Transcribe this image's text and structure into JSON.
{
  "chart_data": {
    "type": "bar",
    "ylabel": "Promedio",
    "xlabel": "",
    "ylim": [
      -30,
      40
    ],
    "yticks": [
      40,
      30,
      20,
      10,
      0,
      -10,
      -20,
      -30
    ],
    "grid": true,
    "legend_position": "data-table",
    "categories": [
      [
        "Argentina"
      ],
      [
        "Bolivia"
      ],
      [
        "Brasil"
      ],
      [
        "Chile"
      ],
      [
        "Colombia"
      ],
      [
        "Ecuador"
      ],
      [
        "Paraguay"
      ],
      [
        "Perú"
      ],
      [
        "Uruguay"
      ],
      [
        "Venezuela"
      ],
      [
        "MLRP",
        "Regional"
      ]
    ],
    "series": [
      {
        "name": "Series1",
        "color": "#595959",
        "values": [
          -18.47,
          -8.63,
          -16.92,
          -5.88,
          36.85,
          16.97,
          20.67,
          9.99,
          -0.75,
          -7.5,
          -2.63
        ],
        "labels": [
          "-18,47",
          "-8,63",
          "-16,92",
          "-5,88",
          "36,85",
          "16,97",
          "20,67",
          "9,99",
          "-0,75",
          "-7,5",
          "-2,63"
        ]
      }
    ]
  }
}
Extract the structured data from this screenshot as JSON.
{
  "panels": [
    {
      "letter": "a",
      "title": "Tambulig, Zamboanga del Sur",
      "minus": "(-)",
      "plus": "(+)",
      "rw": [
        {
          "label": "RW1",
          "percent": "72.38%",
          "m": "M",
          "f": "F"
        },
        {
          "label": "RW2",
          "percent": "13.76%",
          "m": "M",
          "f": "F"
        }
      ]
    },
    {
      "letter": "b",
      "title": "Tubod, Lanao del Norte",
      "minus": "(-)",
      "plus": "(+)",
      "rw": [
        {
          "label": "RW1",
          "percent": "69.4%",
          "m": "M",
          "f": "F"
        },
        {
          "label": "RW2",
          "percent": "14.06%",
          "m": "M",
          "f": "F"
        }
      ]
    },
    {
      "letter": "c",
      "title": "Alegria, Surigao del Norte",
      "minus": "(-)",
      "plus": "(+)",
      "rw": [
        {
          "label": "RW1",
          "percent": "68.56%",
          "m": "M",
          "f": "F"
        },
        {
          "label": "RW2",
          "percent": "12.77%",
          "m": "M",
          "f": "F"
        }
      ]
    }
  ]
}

◆ ◆ ◆

» **WORK TO BE COMPLETED**:
Show all lines from the data above in which the word "percent" appears.

» **RESULT OF THIS TASK**:
          "percent": "72.38%",
          "percent": "13.76%",
          "percent": "69.4%",
          "percent": "14.06%",
          "percent": "68.56%",
          "percent": "12.77%",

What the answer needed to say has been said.